*OBJECTIVE*
Quote every line as given.

*SUPPLIED DATA*
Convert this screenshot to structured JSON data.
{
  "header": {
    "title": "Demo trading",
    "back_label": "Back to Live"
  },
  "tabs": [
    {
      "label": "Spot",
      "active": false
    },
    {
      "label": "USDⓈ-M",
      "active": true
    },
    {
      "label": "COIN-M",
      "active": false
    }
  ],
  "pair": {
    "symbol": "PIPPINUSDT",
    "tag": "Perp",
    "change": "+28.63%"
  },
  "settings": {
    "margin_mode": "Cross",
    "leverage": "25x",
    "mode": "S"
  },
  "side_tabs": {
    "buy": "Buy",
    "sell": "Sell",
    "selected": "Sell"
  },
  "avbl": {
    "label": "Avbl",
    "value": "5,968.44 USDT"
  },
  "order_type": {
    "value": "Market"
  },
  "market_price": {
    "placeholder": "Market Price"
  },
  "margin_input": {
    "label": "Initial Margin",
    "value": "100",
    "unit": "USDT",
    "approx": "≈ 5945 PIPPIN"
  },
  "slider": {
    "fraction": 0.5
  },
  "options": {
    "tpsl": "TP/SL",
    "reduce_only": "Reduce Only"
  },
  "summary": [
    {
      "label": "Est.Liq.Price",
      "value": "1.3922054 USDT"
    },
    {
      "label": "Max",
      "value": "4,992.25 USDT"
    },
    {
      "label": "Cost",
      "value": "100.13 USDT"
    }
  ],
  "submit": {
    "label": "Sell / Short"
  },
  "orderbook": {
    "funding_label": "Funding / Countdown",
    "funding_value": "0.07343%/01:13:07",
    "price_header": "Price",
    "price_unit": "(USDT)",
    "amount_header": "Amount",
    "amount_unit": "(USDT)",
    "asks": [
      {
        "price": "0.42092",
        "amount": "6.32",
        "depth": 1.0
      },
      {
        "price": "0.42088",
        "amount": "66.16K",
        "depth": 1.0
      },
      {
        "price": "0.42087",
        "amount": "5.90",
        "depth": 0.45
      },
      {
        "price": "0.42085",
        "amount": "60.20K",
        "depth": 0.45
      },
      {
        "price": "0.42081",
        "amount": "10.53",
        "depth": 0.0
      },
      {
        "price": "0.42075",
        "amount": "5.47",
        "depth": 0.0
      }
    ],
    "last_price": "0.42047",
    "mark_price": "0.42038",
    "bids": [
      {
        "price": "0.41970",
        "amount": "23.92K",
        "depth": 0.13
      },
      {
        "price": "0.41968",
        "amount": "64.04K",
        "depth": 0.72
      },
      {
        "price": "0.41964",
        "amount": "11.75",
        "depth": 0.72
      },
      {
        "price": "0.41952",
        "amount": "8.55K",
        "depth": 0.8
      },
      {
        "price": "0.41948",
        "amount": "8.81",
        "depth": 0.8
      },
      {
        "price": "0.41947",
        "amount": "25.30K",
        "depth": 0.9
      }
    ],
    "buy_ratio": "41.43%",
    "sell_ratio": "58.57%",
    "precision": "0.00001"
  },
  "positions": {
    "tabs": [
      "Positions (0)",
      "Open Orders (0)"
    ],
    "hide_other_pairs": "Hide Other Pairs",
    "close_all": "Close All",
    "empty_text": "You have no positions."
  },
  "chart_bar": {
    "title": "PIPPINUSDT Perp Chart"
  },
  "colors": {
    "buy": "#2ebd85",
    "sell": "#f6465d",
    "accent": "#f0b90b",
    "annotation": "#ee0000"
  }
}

*FULL SOLUTION*
Convert this screenshot to structured JSON data.
{
  "header": {
    "title": "Demo trading",
    "back_label": "Back to Live"
  },
  "tabs": [
    {
      "label": "Spot",
      "active": false
    },
    {
      "label": "USDⓈ-M",
      "active": true
    },
    {
      "label": "COIN-M",
      "active": false
    }
  ],
  "pair": {
    "symbol": "PIPPINUSDT",
    "tag": "Perp",
    "change": "+28.63%"
  },
  "settings": {
    "margin_mode": "Cross",
    "leverage": "25x",
    "mode": "S"
  },
  "side_tabs": {
    "buy": "Buy",
    "sell": "Sell",
    "selected": "Sell"
  },
  "avbl": {
    "label": "Avbl",
    "value": "5,968.44 USDT"
  },
  "order_type": {
    "value": "Market"
  },
  "market_price": {
    "placeholder": "Market Price"
  },
  "margin_input": {
    "label": "Initial Margin",
    "value": "100",
    "unit": "USDT",
    "approx": "≈ 5945 PIPPIN"
  },
  "slider": {
    "fraction": 0.5
  },
  "options": {
    "tpsl": "TP/SL",
    "reduce_only": "Reduce Only"
  },
  "summary": [
    {
      "label": "Est.Liq.Price",
      "value": "1.3922054 USDT"
    },
    {
      "label": "Max",
      "value": "4,992.25 USDT"
    },
    {
      "label": "Cost",
      "value": "100.13 USDT"
    }
  ],
  "submit": {
    "label": "Sell / Short"
  },
  "orderbook": {
    "funding_label": "Funding / Countdown",
    "funding_value": "0.07343%/01:13:07",
    "price_header": "Price",
    "price_unit": "(USDT)",
    "amount_header": "Amount",
    "amount_unit": "(USDT)",
    "asks": [
      {
        "price": "0.42092",
        "amount": "6.32",
        "depth": 1.0
      },
      {
        "price": "0.42088",
        "amount": "66.16K",
        "depth": 1.0
      },
      {
        "price": "0.42087",
        "amount": "5.90",
        "depth": 0.45
      },
      {
        "price": "0.42085",
        "amount": "60.20K",
        "depth": 0.45
      },
      {
        "price": "0.42081",
        "amount": "10.53",
        "depth": 0.0
      },
      {
        "price": "0.42075",
        "amount": "5.47",
        "depth": 0.0
      }
    ],
    "last_price": "0.42047",
    "mark_price": "0.42038",
    "bids": [
      {
        "price": "0.41970",
        "amount": "23.92K",
        "depth": 0.13
      },
      {
        "price": "0.41968",
        "amount": "64.04K",
        "depth": 0.72
      },
      {
        "price": "0.41964",
        "amount": "11.75",
        "depth": 0.72
      },
      {
        "price": "0.41952",
        "amount": "8.55K",
        "depth": 0.8
      },
      {
        "price": "0.41948",
        "amount": "8.81",
        "depth": 0.8
      },
      {
        "price": "0.41947",
        "amount": "25.30K",
        "depth": 0.9
      }
    ],
    "buy_ratio": "41.43%",
    "sell_ratio": "58.57%",
    "precision": "0.00001"
  },
  "positions": {
    "tabs": [
      "Positions (0)",
      "Open Orders (0)"
    ],
    "hide_other_pairs": "Hide Other Pairs",
    "close_all": "Close All",
    "empty_text": "You have no positions."
  },
  "chart_bar": {
    "title": "PIPPINUSDT Perp Chart"
  },
  "colors": {
    "buy": "#2ebd85",
    "sell": "#f6465d",
    "accent": "#f0b90b",
    "annotation": "#ee0000"
  }
}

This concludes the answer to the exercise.